== AIM ==
Transcribe the listing exactly, leaving out every picture.

== EXTRACTED MATERIAL ==
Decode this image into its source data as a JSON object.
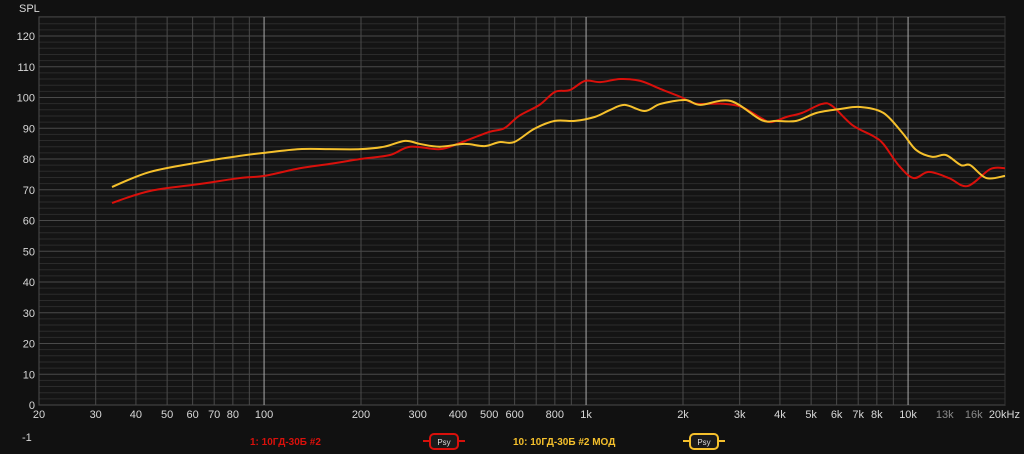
{
  "chart_data": {
    "type": "line",
    "ylabel": "SPL",
    "x_scale": "log",
    "xlim": [
      20,
      20000
    ],
    "ylim": [
      0,
      126
    ],
    "y_ticks": [
      0,
      10,
      20,
      30,
      40,
      50,
      60,
      70,
      80,
      90,
      100,
      110,
      120
    ],
    "y_extra_label": "-1",
    "x_ticks": [
      {
        "v": 20,
        "l": "20"
      },
      {
        "v": 30,
        "l": "30"
      },
      {
        "v": 40,
        "l": "40"
      },
      {
        "v": 50,
        "l": "50"
      },
      {
        "v": 60,
        "l": "60"
      },
      {
        "v": 70,
        "l": "70"
      },
      {
        "v": 80,
        "l": "80"
      },
      {
        "v": 100,
        "l": "100"
      },
      {
        "v": 200,
        "l": "200"
      },
      {
        "v": 300,
        "l": "300"
      },
      {
        "v": 400,
        "l": "400"
      },
      {
        "v": 500,
        "l": "500"
      },
      {
        "v": 600,
        "l": "600"
      },
      {
        "v": 800,
        "l": "800"
      },
      {
        "v": 1000,
        "l": "1k"
      },
      {
        "v": 2000,
        "l": "2k"
      },
      {
        "v": 3000,
        "l": "3k"
      },
      {
        "v": 4000,
        "l": "4k"
      },
      {
        "v": 5000,
        "l": "5k"
      },
      {
        "v": 6000,
        "l": "6k"
      },
      {
        "v": 7000,
        "l": "7k"
      },
      {
        "v": 8000,
        "l": "8k"
      },
      {
        "v": 10000,
        "l": "10k"
      },
      {
        "v": 13000,
        "l": "13k",
        "dim": true
      },
      {
        "v": 16000,
        "l": "16k",
        "dim": true
      },
      {
        "v": 20000,
        "l": "20kHz"
      }
    ],
    "grid": true,
    "legend_position": "bottom",
    "series": [
      {
        "name": "1: 10ГД-30Б #2",
        "color": "#d9100b",
        "badge": "Psy",
        "x": [
          33.7,
          44.2,
          63.5,
          84,
          100,
          129,
          160,
          199,
          246,
          284,
          351,
          405,
          500,
          557,
          619,
          717,
          800,
          890,
          993,
          1108,
          1276,
          1474,
          1700,
          1964,
          2190,
          2621,
          3026,
          3500,
          3758,
          4200,
          4690,
          5400,
          5820,
          6720,
          7780,
          8380,
          9340,
          10400,
          11600,
          13400,
          15300,
          18000,
          20000
        ],
        "y": [
          65.7,
          69.6,
          71.9,
          73.8,
          74.5,
          77,
          78.4,
          80,
          81.3,
          84,
          83.2,
          85.2,
          88.8,
          90,
          94,
          97.6,
          101.8,
          102.4,
          105.4,
          105,
          106,
          105.4,
          102.8,
          100.2,
          98,
          98,
          97,
          93.3,
          92,
          93.7,
          95,
          97.9,
          97.2,
          91,
          87.5,
          84.9,
          78,
          73.8,
          75.8,
          73.8,
          71.2,
          76.7,
          77
        ]
      },
      {
        "name": "10: 10ГД-30Б #2 МОД",
        "color": "#f5c02c",
        "badge": "Psy",
        "x": [
          33.7,
          44.2,
          63.5,
          84,
          100,
          129,
          160,
          199,
          236,
          274,
          305,
          351,
          419,
          484,
          538,
          598,
          690,
          800,
          923,
          1066,
          1185,
          1318,
          1522,
          1700,
          2030,
          2262,
          2805,
          3500,
          3900,
          4500,
          5200,
          6190,
          7100,
          8380,
          9600,
          10600,
          11900,
          13100,
          14600,
          15600,
          17500,
          20000
        ],
        "y": [
          70.9,
          75.8,
          79,
          81,
          82,
          83.2,
          83.2,
          83.2,
          84,
          85.9,
          84.9,
          84,
          84.9,
          84.2,
          85.5,
          85.5,
          89.8,
          92.4,
          92.4,
          93.7,
          95.9,
          97.6,
          95.6,
          97.9,
          99.2,
          97.6,
          98.9,
          92.7,
          92.4,
          92.4,
          95,
          96.3,
          96.9,
          95,
          88.5,
          82.9,
          80.7,
          81.3,
          78,
          78,
          73.8,
          74.5
        ]
      }
    ]
  }
}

== TASK RESPONSE ==
Decode this image into its source data as a JSON object.
{
  "chart_data": {
    "type": "line",
    "ylabel": "SPL",
    "x_scale": "log",
    "xlim": [
      20,
      20000
    ],
    "ylim": [
      0,
      126
    ],
    "y_ticks": [
      0,
      10,
      20,
      30,
      40,
      50,
      60,
      70,
      80,
      90,
      100,
      110,
      120
    ],
    "y_extra_label": "-1",
    "x_ticks": [
      {
        "v": 20,
        "l": "20"
      },
      {
        "v": 30,
        "l": "30"
      },
      {
        "v": 40,
        "l": "40"
      },
      {
        "v": 50,
        "l": "50"
      },
      {
        "v": 60,
        "l": "60"
      },
      {
        "v": 70,
        "l": "70"
      },
      {
        "v": 80,
        "l": "80"
      },
      {
        "v": 100,
        "l": "100"
      },
      {
        "v": 200,
        "l": "200"
      },
      {
        "v": 300,
        "l": "300"
      },
      {
        "v": 400,
        "l": "400"
      },
      {
        "v": 500,
        "l": "500"
      },
      {
        "v": 600,
        "l": "600"
      },
      {
        "v": 800,
        "l": "800"
      },
      {
        "v": 1000,
        "l": "1k"
      },
      {
        "v": 2000,
        "l": "2k"
      },
      {
        "v": 3000,
        "l": "3k"
      },
      {
        "v": 4000,
        "l": "4k"
      },
      {
        "v": 5000,
        "l": "5k"
      },
      {
        "v": 6000,
        "l": "6k"
      },
      {
        "v": 7000,
        "l": "7k"
      },
      {
        "v": 8000,
        "l": "8k"
      },
      {
        "v": 10000,
        "l": "10k"
      },
      {
        "v": 13000,
        "l": "13k",
        "dim": true
      },
      {
        "v": 16000,
        "l": "16k",
        "dim": true
      },
      {
        "v": 20000,
        "l": "20kHz"
      }
    ],
    "grid": true,
    "legend_position": "bottom",
    "series": [
      {
        "name": "1: 10ГД-30Б #2",
        "color": "#d9100b",
        "badge": "Psy",
        "x": [
          33.7,
          44.2,
          63.5,
          84,
          100,
          129,
          160,
          199,
          246,
          284,
          351,
          405,
          500,
          557,
          619,
          717,
          800,
          890,
          993,
          1108,
          1276,
          1474,
          1700,
          1964,
          2190,
          2621,
          3026,
          3500,
          3758,
          4200,
          4690,
          5400,
          5820,
          6720,
          7780,
          8380,
          9340,
          10400,
          11600,
          13400,
          15300,
          18000,
          20000
        ],
        "y": [
          65.7,
          69.6,
          71.9,
          73.8,
          74.5,
          77,
          78.4,
          80,
          81.3,
          84,
          83.2,
          85.2,
          88.8,
          90,
          94,
          97.6,
          101.8,
          102.4,
          105.4,
          105,
          106,
          105.4,
          102.8,
          100.2,
          98,
          98,
          97,
          93.3,
          92,
          93.7,
          95,
          97.9,
          97.2,
          91,
          87.5,
          84.9,
          78,
          73.8,
          75.8,
          73.8,
          71.2,
          76.7,
          77
        ]
      },
      {
        "name": "10: 10ГД-30Б #2 МОД",
        "color": "#f5c02c",
        "badge": "Psy",
        "x": [
          33.7,
          44.2,
          63.5,
          84,
          100,
          129,
          160,
          199,
          236,
          274,
          305,
          351,
          419,
          484,
          538,
          598,
          690,
          800,
          923,
          1066,
          1185,
          1318,
          1522,
          1700,
          2030,
          2262,
          2805,
          3500,
          3900,
          4500,
          5200,
          6190,
          7100,
          8380,
          9600,
          10600,
          11900,
          13100,
          14600,
          15600,
          17500,
          20000
        ],
        "y": [
          70.9,
          75.8,
          79,
          81,
          82,
          83.2,
          83.2,
          83.2,
          84,
          85.9,
          84.9,
          84,
          84.9,
          84.2,
          85.5,
          85.5,
          89.8,
          92.4,
          92.4,
          93.7,
          95.9,
          97.6,
          95.6,
          97.9,
          99.2,
          97.6,
          98.9,
          92.7,
          92.4,
          92.4,
          95,
          96.3,
          96.9,
          95,
          88.5,
          82.9,
          80.7,
          81.3,
          78,
          78,
          73.8,
          74.5
        ]
      }
    ]
  }
}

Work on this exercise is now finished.